◆ EXERCISE: Only lines holding the word "ylabel" should be copied from the material.

◆ EXERCISE MATERIALS:
>> Start

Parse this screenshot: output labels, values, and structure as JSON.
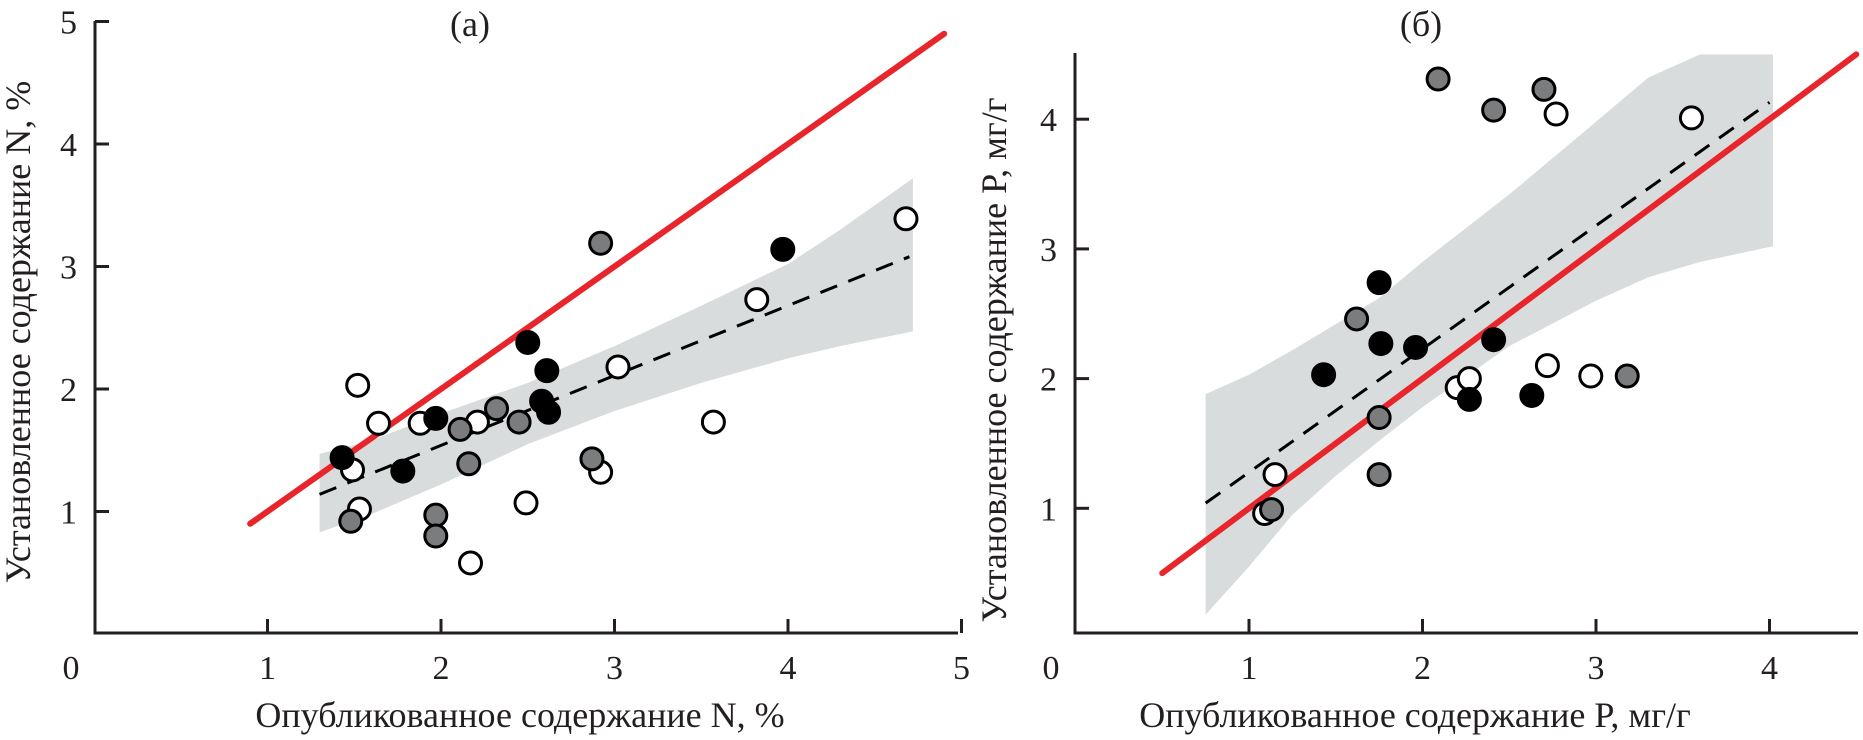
{
  "colors": {
    "one_to_one": "#e8252b",
    "fit_line": "#000000",
    "ci_band": "#d9dcdc",
    "axis": "#231f20",
    "series_open": "#ffffff",
    "series_black": "#000000",
    "series_gray": "#7a7c7e"
  },
  "chart_data": [
    {
      "type": "scatter",
      "panel_label": "(a)",
      "title": "",
      "xlabel": "Опубликованное содержание N, %",
      "ylabel": "Установленное содержание N, %",
      "xlim": [
        0,
        5
      ],
      "ylim": [
        0.82,
        5
      ],
      "xticks": [
        0,
        1,
        2,
        3,
        4,
        5
      ],
      "xtick_labels": [
        "0",
        "1",
        "2",
        "3",
        "4",
        "5"
      ],
      "yticks": [
        1,
        2,
        3,
        4,
        5
      ],
      "ytick_labels": [
        "1",
        "2",
        "3",
        "4",
        "5"
      ],
      "grid": false,
      "legend": "none",
      "series": [
        {
          "name": "open",
          "style": "open-circle",
          "points": [
            [
              1.52,
              2.03
            ],
            [
              1.64,
              1.72
            ],
            [
              1.88,
              1.72
            ],
            [
              1.49,
              1.34
            ],
            [
              1.53,
              1.02
            ],
            [
              2.17,
              0.58
            ],
            [
              2.49,
              1.07
            ],
            [
              2.21,
              1.73
            ],
            [
              2.92,
              1.32
            ],
            [
              3.02,
              2.18
            ],
            [
              3.57,
              1.73
            ],
            [
              3.82,
              2.73
            ],
            [
              4.68,
              3.39
            ]
          ]
        },
        {
          "name": "black",
          "style": "filled-black-circle",
          "points": [
            [
              1.43,
              1.44
            ],
            [
              1.78,
              1.33
            ],
            [
              1.97,
              1.76
            ],
            [
              2.5,
              2.38
            ],
            [
              2.61,
              2.15
            ],
            [
              2.58,
              1.9
            ],
            [
              2.62,
              1.81
            ],
            [
              3.97,
              3.14
            ]
          ]
        },
        {
          "name": "gray",
          "style": "filled-gray-circle",
          "points": [
            [
              1.48,
              0.92
            ],
            [
              1.97,
              0.97
            ],
            [
              1.97,
              0.8
            ],
            [
              2.11,
              1.67
            ],
            [
              2.16,
              1.39
            ],
            [
              2.32,
              1.84
            ],
            [
              2.45,
              1.73
            ],
            [
              2.87,
              1.43
            ],
            [
              2.92,
              3.19
            ]
          ]
        }
      ],
      "one_to_one_line": {
        "x": [
          0.9,
          4.9
        ],
        "y": [
          0.9,
          4.9
        ]
      },
      "regression_line": {
        "x": [
          1.3,
          4.7
        ],
        "y": [
          1.14,
          3.08
        ]
      },
      "confidence_band": {
        "x": [
          1.3,
          1.6,
          2.0,
          2.5,
          3.0,
          3.5,
          4.0,
          4.3,
          4.72
        ],
        "upper": [
          1.47,
          1.58,
          1.8,
          2.05,
          2.35,
          2.68,
          3.02,
          3.3,
          3.72
        ],
        "lower": [
          0.83,
          0.98,
          1.22,
          1.55,
          1.82,
          2.05,
          2.25,
          2.35,
          2.47
        ]
      }
    },
    {
      "type": "scatter",
      "panel_label": "(б)",
      "title": "",
      "xlabel": "Опубликованное содержание P, мг/г",
      "ylabel": "Установленное содержание P, мг/г",
      "xlim": [
        0,
        4.5
      ],
      "ylim": [
        0,
        4.5
      ],
      "xticks": [
        0,
        1,
        2,
        3,
        4
      ],
      "xtick_labels": [
        "0",
        "1",
        "2",
        "3",
        "4"
      ],
      "yticks": [
        1,
        2,
        3,
        4
      ],
      "ytick_labels": [
        "1",
        "2",
        "3",
        "4"
      ],
      "grid": false,
      "legend": "none",
      "series": [
        {
          "name": "open",
          "style": "open-circle",
          "points": [
            [
              1.09,
              0.96
            ],
            [
              1.15,
              1.26
            ],
            [
              2.2,
              1.93
            ],
            [
              2.27,
              2.0
            ],
            [
              2.72,
              2.1
            ],
            [
              2.97,
              2.02
            ],
            [
              2.77,
              4.04
            ],
            [
              3.55,
              4.01
            ]
          ]
        },
        {
          "name": "black",
          "style": "filled-black-circle",
          "points": [
            [
              1.43,
              2.03
            ],
            [
              1.75,
              2.74
            ],
            [
              1.76,
              2.27
            ],
            [
              1.96,
              2.24
            ],
            [
              2.27,
              1.84
            ],
            [
              2.41,
              2.3
            ],
            [
              2.63,
              1.87
            ]
          ]
        },
        {
          "name": "gray",
          "style": "filled-gray-circle",
          "points": [
            [
              1.13,
              0.99
            ],
            [
              1.62,
              2.46
            ],
            [
              1.75,
              1.7
            ],
            [
              1.75,
              1.26
            ],
            [
              2.09,
              4.31
            ],
            [
              2.41,
              4.07
            ],
            [
              2.7,
              4.23
            ],
            [
              3.18,
              2.02
            ]
          ]
        }
      ],
      "one_to_one_line": {
        "x": [
          0.5,
          4.5
        ],
        "y": [
          0.5,
          4.5
        ]
      },
      "regression_line": {
        "x": [
          0.75,
          4.0
        ],
        "y": [
          1.04,
          4.13
        ]
      },
      "confidence_band": {
        "x": [
          0.75,
          1.0,
          1.25,
          1.5,
          1.75,
          2.0,
          2.5,
          3.0,
          3.3,
          3.6,
          4.02
        ],
        "upper": [
          1.88,
          2.03,
          2.22,
          2.42,
          2.62,
          2.9,
          3.42,
          3.98,
          4.32,
          4.5,
          4.5
        ],
        "lower": [
          0.18,
          0.55,
          0.95,
          1.25,
          1.52,
          1.78,
          2.25,
          2.6,
          2.78,
          2.9,
          3.02
        ]
      }
    }
  ]
}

>> End

◆ FULL OUTPUT:
      "ylabel": "Установленное содержание N, %",
      "ylabel": "Установленное содержание P, мг/г",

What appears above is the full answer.